## Goal of the exercise
Scan the lines below for the word "site". Copy each line you find it in.

## Data to process

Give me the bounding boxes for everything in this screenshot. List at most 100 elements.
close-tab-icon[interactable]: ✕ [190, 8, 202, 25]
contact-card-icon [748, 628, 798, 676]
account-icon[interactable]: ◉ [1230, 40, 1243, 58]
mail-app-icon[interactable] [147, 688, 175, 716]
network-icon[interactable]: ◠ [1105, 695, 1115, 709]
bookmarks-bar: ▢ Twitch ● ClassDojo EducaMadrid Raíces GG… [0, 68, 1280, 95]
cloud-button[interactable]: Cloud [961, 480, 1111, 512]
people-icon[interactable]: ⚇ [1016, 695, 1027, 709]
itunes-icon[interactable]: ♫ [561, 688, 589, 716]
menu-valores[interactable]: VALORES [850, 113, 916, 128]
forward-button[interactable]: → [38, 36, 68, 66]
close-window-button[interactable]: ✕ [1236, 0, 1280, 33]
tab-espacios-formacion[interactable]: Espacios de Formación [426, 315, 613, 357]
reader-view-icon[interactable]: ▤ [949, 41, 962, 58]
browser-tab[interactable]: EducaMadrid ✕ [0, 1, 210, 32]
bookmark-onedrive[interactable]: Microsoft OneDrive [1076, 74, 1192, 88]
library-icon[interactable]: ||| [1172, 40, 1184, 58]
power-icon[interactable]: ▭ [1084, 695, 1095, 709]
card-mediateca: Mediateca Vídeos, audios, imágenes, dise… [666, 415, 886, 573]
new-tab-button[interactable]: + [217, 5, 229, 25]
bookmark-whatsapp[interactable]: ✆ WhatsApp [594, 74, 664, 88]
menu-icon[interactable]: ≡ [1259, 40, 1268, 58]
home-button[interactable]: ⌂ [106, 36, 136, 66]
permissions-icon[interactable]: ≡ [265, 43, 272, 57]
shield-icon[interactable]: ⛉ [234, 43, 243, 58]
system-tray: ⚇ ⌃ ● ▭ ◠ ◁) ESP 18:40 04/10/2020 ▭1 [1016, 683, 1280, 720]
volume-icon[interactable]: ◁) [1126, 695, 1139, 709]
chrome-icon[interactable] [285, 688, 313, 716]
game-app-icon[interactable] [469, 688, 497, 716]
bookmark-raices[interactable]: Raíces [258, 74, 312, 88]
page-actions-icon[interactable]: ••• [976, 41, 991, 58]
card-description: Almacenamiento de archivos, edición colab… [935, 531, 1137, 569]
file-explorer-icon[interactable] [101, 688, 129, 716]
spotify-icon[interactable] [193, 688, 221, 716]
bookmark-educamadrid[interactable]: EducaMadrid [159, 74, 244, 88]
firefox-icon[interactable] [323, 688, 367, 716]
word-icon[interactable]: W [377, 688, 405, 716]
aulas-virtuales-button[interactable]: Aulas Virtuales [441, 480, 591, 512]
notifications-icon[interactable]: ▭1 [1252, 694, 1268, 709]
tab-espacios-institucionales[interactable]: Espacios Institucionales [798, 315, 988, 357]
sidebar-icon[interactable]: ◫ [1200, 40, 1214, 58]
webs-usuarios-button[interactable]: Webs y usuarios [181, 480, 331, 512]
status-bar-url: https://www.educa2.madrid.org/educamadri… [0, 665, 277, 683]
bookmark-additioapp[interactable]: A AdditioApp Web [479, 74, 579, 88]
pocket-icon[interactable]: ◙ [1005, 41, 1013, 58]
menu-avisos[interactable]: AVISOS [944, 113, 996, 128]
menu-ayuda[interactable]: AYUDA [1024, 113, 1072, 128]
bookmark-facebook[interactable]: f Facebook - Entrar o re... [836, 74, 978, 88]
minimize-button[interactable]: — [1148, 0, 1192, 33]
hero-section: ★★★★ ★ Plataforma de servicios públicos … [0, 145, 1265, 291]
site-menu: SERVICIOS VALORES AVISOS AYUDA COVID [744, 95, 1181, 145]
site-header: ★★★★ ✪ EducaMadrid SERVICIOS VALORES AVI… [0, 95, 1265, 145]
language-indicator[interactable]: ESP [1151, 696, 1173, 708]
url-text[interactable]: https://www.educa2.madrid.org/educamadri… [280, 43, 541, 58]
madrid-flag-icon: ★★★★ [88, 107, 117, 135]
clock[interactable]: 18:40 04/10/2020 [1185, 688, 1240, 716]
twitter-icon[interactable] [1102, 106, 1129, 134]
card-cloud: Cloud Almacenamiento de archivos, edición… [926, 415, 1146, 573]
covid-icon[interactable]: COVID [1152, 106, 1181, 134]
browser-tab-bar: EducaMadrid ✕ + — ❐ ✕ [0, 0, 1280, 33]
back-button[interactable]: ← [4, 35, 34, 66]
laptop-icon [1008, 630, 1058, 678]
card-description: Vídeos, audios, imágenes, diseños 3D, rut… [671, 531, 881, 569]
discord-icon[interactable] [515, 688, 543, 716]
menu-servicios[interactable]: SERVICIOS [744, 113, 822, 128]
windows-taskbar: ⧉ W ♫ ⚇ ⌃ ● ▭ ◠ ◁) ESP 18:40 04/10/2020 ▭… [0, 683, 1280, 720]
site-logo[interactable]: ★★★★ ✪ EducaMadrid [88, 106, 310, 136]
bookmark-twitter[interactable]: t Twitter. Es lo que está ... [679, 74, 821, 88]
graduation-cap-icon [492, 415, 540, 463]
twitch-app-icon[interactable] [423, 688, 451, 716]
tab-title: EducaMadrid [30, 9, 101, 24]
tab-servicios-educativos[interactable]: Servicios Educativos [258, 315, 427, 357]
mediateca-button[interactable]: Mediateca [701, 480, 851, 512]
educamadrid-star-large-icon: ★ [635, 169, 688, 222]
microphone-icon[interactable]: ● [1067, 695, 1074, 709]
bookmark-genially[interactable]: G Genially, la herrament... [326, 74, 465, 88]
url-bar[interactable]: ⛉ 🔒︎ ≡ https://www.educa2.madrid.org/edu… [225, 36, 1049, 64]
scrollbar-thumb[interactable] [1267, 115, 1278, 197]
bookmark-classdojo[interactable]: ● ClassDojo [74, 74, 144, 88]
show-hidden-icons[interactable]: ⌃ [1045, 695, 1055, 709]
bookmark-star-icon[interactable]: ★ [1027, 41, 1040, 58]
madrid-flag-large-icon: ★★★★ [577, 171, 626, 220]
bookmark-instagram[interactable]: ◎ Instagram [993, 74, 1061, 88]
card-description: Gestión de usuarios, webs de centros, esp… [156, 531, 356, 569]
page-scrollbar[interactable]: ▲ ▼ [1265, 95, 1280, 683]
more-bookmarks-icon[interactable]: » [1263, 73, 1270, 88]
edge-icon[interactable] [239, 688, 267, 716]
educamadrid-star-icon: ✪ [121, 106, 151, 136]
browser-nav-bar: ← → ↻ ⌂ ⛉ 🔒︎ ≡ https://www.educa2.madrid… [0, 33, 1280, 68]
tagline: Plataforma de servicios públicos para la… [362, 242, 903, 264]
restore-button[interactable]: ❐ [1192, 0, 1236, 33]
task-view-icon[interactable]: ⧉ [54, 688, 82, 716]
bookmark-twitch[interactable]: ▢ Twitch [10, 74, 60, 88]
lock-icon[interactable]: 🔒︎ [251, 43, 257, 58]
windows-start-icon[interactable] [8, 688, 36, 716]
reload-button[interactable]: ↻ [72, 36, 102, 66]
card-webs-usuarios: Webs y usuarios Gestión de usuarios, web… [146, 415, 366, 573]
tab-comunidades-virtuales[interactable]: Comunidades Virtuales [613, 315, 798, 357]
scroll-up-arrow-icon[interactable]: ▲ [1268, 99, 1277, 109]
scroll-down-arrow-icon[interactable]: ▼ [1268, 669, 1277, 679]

## Solution for this problem
site-menu: SERVICIOS VALORES AVISOS AYUDA COVID [744, 95, 1181, 145]
site-header: ★★★★ ✪ EducaMadrid SERVICIOS VALORES AVI… [0, 95, 1265, 145]
site-logo[interactable]: ★★★★ ✪ EducaMadrid [88, 106, 310, 136]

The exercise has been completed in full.